**What to do**
Output the material exactly, but drop every image it holds.
++++ Dataset content ++++
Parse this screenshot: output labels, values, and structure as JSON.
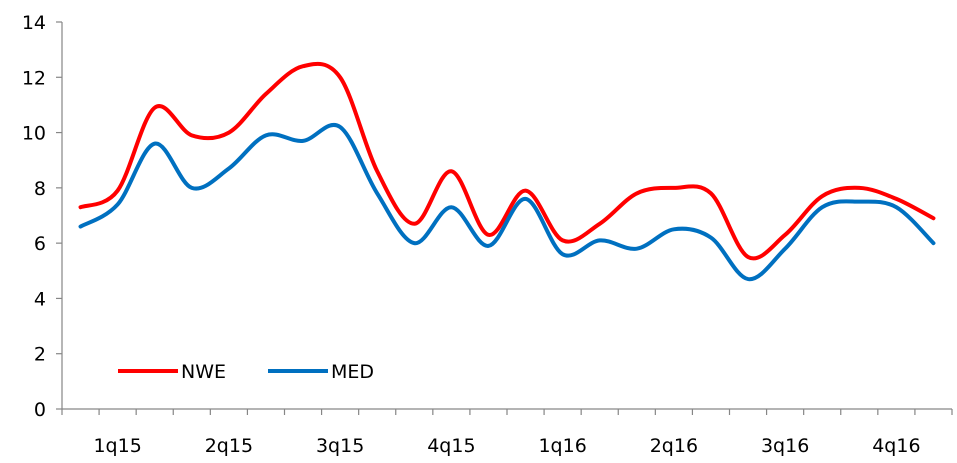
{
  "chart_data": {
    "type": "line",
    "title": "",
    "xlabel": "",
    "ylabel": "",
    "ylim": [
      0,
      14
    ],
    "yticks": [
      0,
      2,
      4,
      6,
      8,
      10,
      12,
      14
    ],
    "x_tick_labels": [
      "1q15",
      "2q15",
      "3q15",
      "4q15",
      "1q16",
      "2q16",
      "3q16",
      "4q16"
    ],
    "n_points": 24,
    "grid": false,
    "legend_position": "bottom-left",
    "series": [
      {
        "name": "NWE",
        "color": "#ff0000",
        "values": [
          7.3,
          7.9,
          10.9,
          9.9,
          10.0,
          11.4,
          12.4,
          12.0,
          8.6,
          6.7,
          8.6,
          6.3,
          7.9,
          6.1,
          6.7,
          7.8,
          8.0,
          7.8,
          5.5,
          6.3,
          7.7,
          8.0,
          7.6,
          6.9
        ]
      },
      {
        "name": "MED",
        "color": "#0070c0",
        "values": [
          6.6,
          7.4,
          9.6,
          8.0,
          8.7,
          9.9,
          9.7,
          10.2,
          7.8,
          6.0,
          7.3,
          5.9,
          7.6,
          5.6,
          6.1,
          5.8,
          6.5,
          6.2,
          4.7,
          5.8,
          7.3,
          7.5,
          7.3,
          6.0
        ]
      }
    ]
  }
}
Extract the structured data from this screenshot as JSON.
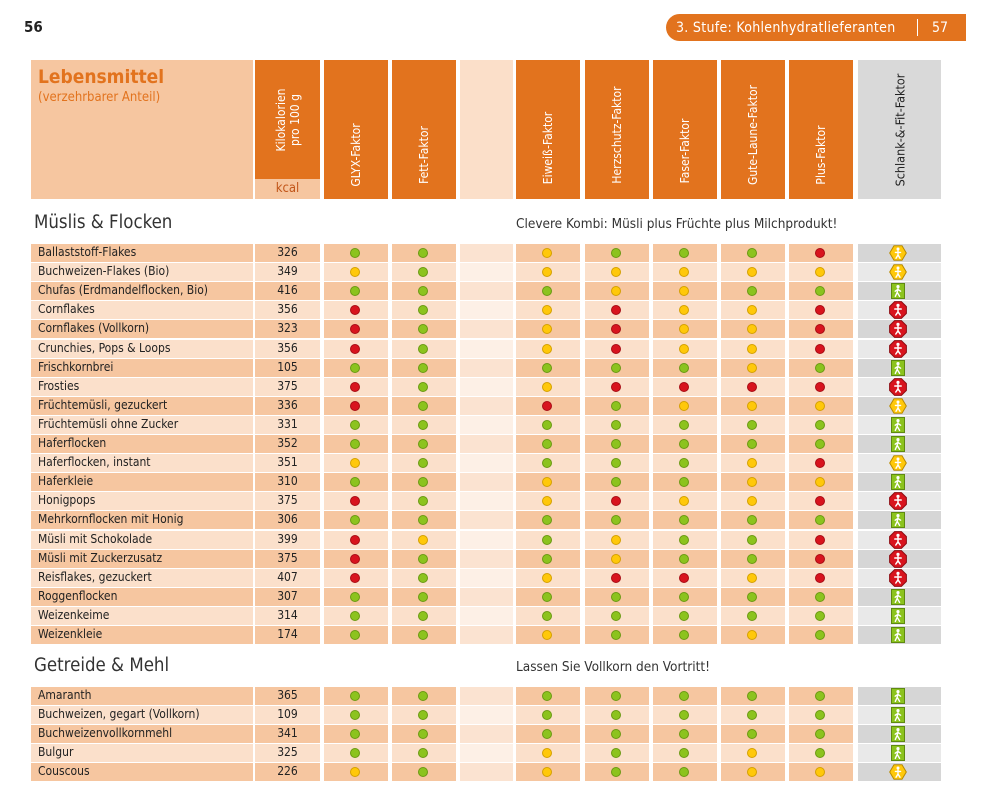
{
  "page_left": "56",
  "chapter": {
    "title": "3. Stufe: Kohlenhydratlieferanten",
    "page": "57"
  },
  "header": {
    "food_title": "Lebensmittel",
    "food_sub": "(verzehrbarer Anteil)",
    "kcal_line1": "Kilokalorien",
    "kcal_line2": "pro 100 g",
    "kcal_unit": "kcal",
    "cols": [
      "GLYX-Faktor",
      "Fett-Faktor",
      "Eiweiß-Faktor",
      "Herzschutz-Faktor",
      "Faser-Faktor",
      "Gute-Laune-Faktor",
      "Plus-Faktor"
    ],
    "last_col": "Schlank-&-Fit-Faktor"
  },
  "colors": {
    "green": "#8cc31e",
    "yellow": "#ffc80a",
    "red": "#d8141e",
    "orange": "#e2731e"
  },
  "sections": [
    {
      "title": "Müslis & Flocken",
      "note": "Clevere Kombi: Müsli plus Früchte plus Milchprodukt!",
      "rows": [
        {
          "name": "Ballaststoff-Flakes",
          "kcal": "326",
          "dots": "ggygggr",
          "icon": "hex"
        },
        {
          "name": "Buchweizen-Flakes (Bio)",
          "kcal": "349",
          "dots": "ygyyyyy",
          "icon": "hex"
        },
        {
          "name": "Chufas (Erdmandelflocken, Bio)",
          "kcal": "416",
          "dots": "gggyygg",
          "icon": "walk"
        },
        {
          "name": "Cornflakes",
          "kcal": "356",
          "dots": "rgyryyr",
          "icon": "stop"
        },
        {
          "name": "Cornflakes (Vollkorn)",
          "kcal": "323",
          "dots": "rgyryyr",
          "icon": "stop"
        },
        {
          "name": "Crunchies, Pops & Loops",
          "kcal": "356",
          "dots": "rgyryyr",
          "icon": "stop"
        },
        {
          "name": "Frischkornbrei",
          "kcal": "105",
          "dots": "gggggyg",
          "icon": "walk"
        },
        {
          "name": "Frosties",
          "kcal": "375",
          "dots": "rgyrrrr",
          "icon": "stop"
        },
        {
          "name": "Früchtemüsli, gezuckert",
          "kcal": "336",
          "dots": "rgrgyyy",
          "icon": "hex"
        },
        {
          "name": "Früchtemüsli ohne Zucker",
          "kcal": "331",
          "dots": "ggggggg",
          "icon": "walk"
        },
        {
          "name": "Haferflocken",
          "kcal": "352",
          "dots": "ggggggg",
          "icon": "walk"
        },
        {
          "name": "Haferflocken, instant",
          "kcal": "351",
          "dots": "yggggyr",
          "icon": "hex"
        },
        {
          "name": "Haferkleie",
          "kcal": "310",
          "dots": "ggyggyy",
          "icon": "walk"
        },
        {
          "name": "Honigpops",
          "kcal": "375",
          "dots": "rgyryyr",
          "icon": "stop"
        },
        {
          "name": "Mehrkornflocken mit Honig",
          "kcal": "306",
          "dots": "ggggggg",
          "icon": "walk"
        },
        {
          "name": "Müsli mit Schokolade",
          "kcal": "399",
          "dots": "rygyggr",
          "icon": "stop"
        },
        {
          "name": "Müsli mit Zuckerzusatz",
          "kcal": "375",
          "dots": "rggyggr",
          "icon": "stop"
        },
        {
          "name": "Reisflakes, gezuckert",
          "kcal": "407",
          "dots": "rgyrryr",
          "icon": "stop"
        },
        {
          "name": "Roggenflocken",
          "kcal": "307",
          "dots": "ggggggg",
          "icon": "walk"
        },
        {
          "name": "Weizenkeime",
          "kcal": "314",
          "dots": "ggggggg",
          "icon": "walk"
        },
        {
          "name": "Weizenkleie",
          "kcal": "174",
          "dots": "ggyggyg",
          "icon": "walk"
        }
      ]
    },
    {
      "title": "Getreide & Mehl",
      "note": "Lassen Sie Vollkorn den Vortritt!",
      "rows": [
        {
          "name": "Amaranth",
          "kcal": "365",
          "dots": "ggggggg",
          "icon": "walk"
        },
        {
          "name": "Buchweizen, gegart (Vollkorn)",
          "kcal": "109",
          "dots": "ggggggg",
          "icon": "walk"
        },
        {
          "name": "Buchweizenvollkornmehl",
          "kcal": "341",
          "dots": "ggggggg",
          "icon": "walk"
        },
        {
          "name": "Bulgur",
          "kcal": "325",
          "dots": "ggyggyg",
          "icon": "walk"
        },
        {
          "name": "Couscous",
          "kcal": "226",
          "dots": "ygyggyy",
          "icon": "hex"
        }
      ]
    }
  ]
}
++++
**Answer to this exercise**
Parse this screenshot: output labels, values, and structure as JSON.
{
  "chart_data": {
    "type": "line",
    "title": "",
    "xlabel": "",
    "ylabel": "",
    "ylim": [
      0,
      14
    ],
    "yticks": [
      0,
      2,
      4,
      6,
      8,
      10,
      12,
      14
    ],
    "x_tick_labels": [
      "1q15",
      "2q15",
      "3q15",
      "4q15",
      "1q16",
      "2q16",
      "3q16",
      "4q16"
    ],
    "n_points": 24,
    "grid": false,
    "legend_position": "bottom-left",
    "series": [
      {
        "name": "NWE",
        "color": "#ff0000",
        "values": [
          7.3,
          7.9,
          10.9,
          9.9,
          10.0,
          11.4,
          12.4,
          12.0,
          8.6,
          6.7,
          8.6,
          6.3,
          7.9,
          6.1,
          6.7,
          7.8,
          8.0,
          7.8,
          5.5,
          6.3,
          7.7,
          8.0,
          7.6,
          6.9
        ]
      },
      {
        "name": "MED",
        "color": "#0070c0",
        "values": [
          6.6,
          7.4,
          9.6,
          8.0,
          8.7,
          9.9,
          9.7,
          10.2,
          7.8,
          6.0,
          7.3,
          5.9,
          7.6,
          5.6,
          6.1,
          5.8,
          6.5,
          6.2,
          4.7,
          5.8,
          7.3,
          7.5,
          7.3,
          6.0
        ]
      }
    ]
  }
}
Extract the structured data from this screenshot as JSON.
{
  "page_left": "56",
  "chapter": {
    "title": "3. Stufe: Kohlenhydratlieferanten",
    "page": "57"
  },
  "header": {
    "food_title": "Lebensmittel",
    "food_sub": "(verzehrbarer Anteil)",
    "kcal_line1": "Kilokalorien",
    "kcal_line2": "pro 100 g",
    "kcal_unit": "kcal",
    "cols": [
      "GLYX-Faktor",
      "Fett-Faktor",
      "Eiweiß-Faktor",
      "Herzschutz-Faktor",
      "Faser-Faktor",
      "Gute-Laune-Faktor",
      "Plus-Faktor"
    ],
    "last_col": "Schlank-&-Fit-Faktor"
  },
  "colors": {
    "green": "#8cc31e",
    "yellow": "#ffc80a",
    "red": "#d8141e",
    "orange": "#e2731e"
  },
  "sections": [
    {
      "title": "Müslis & Flocken",
      "note": "Clevere Kombi: Müsli plus Früchte plus Milchprodukt!",
      "rows": [
        {
          "name": "Ballaststoff-Flakes",
          "kcal": "326",
          "dots": "ggygggr",
          "icon": "hex"
        },
        {
          "name": "Buchweizen-Flakes (Bio)",
          "kcal": "349",
          "dots": "ygyyyyy",
          "icon": "hex"
        },
        {
          "name": "Chufas (Erdmandelflocken, Bio)",
          "kcal": "416",
          "dots": "gggyygg",
          "icon": "walk"
        },
        {
          "name": "Cornflakes",
          "kcal": "356",
          "dots": "rgyryyr",
          "icon": "stop"
        },
        {
          "name": "Cornflakes (Vollkorn)",
          "kcal": "323",
          "dots": "rgyryyr",
          "icon": "stop"
        },
        {
          "name": "Crunchies, Pops & Loops",
          "kcal": "356",
          "dots": "rgyryyr",
          "icon": "stop"
        },
        {
          "name": "Frischkornbrei",
          "kcal": "105",
          "dots": "gggggyg",
          "icon": "walk"
        },
        {
          "name": "Frosties",
          "kcal": "375",
          "dots": "rgyrrrr",
          "icon": "stop"
        },
        {
          "name": "Früchtemüsli, gezuckert",
          "kcal": "336",
          "dots": "rgrgyyy",
          "icon": "hex"
        },
        {
          "name": "Früchtemüsli ohne Zucker",
          "kcal": "331",
          "dots": "ggggggg",
          "icon": "walk"
        },
        {
          "name": "Haferflocken",
          "kcal": "352",
          "dots": "ggggggg",
          "icon": "walk"
        },
        {
          "name": "Haferflocken, instant",
          "kcal": "351",
          "dots": "yggggyr",
          "icon": "hex"
        },
        {
          "name": "Haferkleie",
          "kcal": "310",
          "dots": "ggyggyy",
          "icon": "walk"
        },
        {
          "name": "Honigpops",
          "kcal": "375",
          "dots": "rgyryyr",
          "icon": "stop"
        },
        {
          "name": "Mehrkornflocken mit Honig",
          "kcal": "306",
          "dots": "ggggggg",
          "icon": "walk"
        },
        {
          "name": "Müsli mit Schokolade",
          "kcal": "399",
          "dots": "rygyggr",
          "icon": "stop"
        },
        {
          "name": "Müsli mit Zuckerzusatz",
          "kcal": "375",
          "dots": "rggyggr",
          "icon": "stop"
        },
        {
          "name": "Reisflakes, gezuckert",
          "kcal": "407",
          "dots": "rgyrryr",
          "icon": "stop"
        },
        {
          "name": "Roggenflocken",
          "kcal": "307",
          "dots": "ggggggg",
          "icon": "walk"
        },
        {
          "name": "Weizenkeime",
          "kcal": "314",
          "dots": "ggggggg",
          "icon": "walk"
        },
        {
          "name": "Weizenkleie",
          "kcal": "174",
          "dots": "ggyggyg",
          "icon": "walk"
        }
      ]
    },
    {
      "title": "Getreide & Mehl",
      "note": "Lassen Sie Vollkorn den Vortritt!",
      "rows": [
        {
          "name": "Amaranth",
          "kcal": "365",
          "dots": "ggggggg",
          "icon": "walk"
        },
        {
          "name": "Buchweizen, gegart (Vollkorn)",
          "kcal": "109",
          "dots": "ggggggg",
          "icon": "walk"
        },
        {
          "name": "Buchweizenvollkornmehl",
          "kcal": "341",
          "dots": "ggggggg",
          "icon": "walk"
        },
        {
          "name": "Bulgur",
          "kcal": "325",
          "dots": "ggyggyg",
          "icon": "walk"
        },
        {
          "name": "Couscous",
          "kcal": "226",
          "dots": "ygyggyy",
          "icon": "hex"
        }
      ]
    }
  ]
}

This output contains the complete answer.